* **Goal of the exercise**
Lay out the lines from the beginning of the records through the line that contains "expand-icon[interactable]: +: [347, 550, 356, 560]", that line included, as a numbered list with any blank lines omitted.

* **Data for processing**
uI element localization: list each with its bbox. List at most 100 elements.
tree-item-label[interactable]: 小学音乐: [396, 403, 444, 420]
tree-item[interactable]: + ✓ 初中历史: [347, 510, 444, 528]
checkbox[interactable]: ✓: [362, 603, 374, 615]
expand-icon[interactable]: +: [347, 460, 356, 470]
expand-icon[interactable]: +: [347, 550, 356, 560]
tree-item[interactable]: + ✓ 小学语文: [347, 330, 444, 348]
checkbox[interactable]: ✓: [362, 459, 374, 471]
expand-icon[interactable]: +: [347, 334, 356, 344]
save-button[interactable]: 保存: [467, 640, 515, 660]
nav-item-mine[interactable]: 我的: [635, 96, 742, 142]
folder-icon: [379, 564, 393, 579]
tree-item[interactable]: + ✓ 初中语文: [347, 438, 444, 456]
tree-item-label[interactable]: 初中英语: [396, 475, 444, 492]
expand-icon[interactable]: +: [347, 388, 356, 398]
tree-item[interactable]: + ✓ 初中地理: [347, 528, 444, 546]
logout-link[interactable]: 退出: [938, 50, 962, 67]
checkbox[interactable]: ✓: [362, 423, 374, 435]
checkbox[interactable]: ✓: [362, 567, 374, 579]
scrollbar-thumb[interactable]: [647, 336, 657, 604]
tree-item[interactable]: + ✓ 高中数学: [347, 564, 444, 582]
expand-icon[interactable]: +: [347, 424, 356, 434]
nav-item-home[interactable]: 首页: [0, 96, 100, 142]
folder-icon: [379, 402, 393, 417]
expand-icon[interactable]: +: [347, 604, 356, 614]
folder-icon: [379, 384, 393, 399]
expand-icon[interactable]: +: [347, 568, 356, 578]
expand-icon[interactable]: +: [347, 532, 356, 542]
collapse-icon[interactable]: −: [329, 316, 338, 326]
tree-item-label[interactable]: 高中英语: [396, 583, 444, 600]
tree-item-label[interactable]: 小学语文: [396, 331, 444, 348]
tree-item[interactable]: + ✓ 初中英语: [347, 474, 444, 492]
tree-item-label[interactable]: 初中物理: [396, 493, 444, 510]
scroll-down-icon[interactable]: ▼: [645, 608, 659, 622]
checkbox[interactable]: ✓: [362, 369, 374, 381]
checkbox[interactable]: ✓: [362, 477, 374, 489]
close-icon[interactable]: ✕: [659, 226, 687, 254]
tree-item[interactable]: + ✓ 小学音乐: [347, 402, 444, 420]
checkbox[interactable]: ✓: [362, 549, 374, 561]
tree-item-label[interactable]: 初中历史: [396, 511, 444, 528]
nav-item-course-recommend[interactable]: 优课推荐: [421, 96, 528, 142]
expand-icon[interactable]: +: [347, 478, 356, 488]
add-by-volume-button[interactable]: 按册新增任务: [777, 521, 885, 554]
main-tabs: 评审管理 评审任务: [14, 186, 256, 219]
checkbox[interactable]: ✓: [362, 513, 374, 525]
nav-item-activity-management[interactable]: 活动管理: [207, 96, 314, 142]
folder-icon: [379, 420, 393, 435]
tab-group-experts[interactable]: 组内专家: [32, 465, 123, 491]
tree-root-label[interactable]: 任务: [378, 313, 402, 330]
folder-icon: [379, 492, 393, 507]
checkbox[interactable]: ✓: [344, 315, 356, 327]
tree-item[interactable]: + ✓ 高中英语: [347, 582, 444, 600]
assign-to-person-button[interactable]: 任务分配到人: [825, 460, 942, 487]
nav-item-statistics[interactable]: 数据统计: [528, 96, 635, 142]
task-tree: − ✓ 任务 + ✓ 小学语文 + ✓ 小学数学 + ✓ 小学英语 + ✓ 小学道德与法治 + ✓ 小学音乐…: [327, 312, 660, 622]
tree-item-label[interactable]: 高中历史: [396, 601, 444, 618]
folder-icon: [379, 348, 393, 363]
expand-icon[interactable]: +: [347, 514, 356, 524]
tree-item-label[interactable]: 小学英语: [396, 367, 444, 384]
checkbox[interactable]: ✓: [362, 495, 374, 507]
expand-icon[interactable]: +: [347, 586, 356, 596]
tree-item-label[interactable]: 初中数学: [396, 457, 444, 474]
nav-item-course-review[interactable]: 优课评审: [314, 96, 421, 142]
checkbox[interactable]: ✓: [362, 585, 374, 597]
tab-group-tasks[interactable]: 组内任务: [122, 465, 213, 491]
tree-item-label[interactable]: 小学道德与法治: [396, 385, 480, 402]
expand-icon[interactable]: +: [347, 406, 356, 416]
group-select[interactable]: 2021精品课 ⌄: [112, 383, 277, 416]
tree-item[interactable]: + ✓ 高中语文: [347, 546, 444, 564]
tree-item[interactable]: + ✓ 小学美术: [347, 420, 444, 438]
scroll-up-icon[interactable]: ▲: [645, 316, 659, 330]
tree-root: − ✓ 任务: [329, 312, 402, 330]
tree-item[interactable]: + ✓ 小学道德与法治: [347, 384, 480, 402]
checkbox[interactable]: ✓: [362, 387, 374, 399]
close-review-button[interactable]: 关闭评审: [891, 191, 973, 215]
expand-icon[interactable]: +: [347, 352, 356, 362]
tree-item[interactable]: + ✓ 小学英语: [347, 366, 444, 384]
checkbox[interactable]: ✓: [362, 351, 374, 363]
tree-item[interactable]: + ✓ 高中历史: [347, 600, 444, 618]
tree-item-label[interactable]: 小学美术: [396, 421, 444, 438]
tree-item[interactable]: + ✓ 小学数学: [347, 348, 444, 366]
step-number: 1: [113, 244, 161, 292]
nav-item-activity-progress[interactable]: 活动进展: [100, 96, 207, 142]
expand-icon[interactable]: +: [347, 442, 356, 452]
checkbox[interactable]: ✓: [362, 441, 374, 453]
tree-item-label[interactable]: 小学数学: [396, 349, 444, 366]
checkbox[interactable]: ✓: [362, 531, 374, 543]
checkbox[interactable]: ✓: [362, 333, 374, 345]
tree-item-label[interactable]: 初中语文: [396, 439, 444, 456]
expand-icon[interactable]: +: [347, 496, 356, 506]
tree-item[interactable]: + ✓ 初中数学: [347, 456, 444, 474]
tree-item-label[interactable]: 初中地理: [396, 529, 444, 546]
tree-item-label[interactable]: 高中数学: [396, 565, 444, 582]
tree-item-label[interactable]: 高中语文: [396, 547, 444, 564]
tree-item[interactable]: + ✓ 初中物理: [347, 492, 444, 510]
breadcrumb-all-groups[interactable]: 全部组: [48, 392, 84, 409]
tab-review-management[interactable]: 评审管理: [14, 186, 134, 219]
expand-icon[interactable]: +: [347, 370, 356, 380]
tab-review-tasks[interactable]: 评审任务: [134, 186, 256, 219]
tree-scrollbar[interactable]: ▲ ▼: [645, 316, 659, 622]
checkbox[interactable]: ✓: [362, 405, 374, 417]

* **Solution to this problem**
1. uI element localization: list each with its bbox. List at most 100 elements.
2. tree-item-label[interactable]: 小学音乐: [396, 403, 444, 420]
3. tree-item[interactable]: + ✓ 初中历史: [347, 510, 444, 528]
4. checkbox[interactable]: ✓: [362, 603, 374, 615]
5. expand-icon[interactable]: +: [347, 460, 356, 470]
6. expand-icon[interactable]: +: [347, 550, 356, 560]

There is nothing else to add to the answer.